## [Exercise]
Please give the entries again in full and exactly, without any picture.
'''
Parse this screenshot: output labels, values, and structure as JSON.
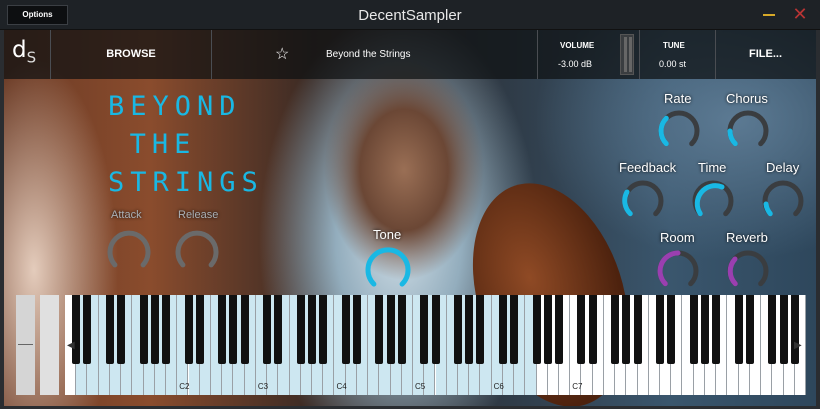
{
  "window": {
    "title": "DecentSampler",
    "options_label": "Options"
  },
  "topbar": {
    "logo": "d",
    "logo_sub": "S",
    "browse_label": "BROWSE",
    "preset_name": "Beyond the Strings",
    "volume_label": "VOLUME",
    "volume_value": "-3.00 dB",
    "tune_label": "TUNE",
    "tune_value": "0.00 st",
    "file_label": "FILE..."
  },
  "instrument": {
    "logo_lines": [
      "BEYOND",
      "THE",
      "STRINGS"
    ]
  },
  "controls": {
    "attack": "Attack",
    "release": "Release",
    "tone": "Tone",
    "rate": "Rate",
    "chorus": "Chorus",
    "feedback": "Feedback",
    "time": "Time",
    "delay": "Delay",
    "room": "Room",
    "reverb": "Reverb"
  },
  "keyboard": {
    "octave_labels": [
      "C2",
      "C3",
      "C4",
      "C5",
      "C6",
      "C7"
    ]
  },
  "colors": {
    "accent": "#19b8e4",
    "reverb_accent": "#9a3fb0",
    "key_active": "#cde7f1"
  }
}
'''
## [Task response]
Parse this screenshot: output labels, values, and structure as JSON.
{
  "window": {
    "title": "DecentSampler",
    "options_label": "Options"
  },
  "topbar": {
    "logo": "d",
    "logo_sub": "S",
    "browse_label": "BROWSE",
    "preset_name": "Beyond the Strings",
    "volume_label": "VOLUME",
    "volume_value": "-3.00 dB",
    "tune_label": "TUNE",
    "tune_value": "0.00 st",
    "file_label": "FILE..."
  },
  "instrument": {
    "logo_lines": [
      "BEYOND",
      "THE",
      "STRINGS"
    ]
  },
  "controls": {
    "attack": "Attack",
    "release": "Release",
    "tone": "Tone",
    "rate": "Rate",
    "chorus": "Chorus",
    "feedback": "Feedback",
    "time": "Time",
    "delay": "Delay",
    "room": "Room",
    "reverb": "Reverb"
  },
  "keyboard": {
    "octave_labels": [
      "C2",
      "C3",
      "C4",
      "C5",
      "C6",
      "C7"
    ]
  },
  "colors": {
    "accent": "#19b8e4",
    "reverb_accent": "#9a3fb0",
    "key_active": "#cde7f1"
  }
}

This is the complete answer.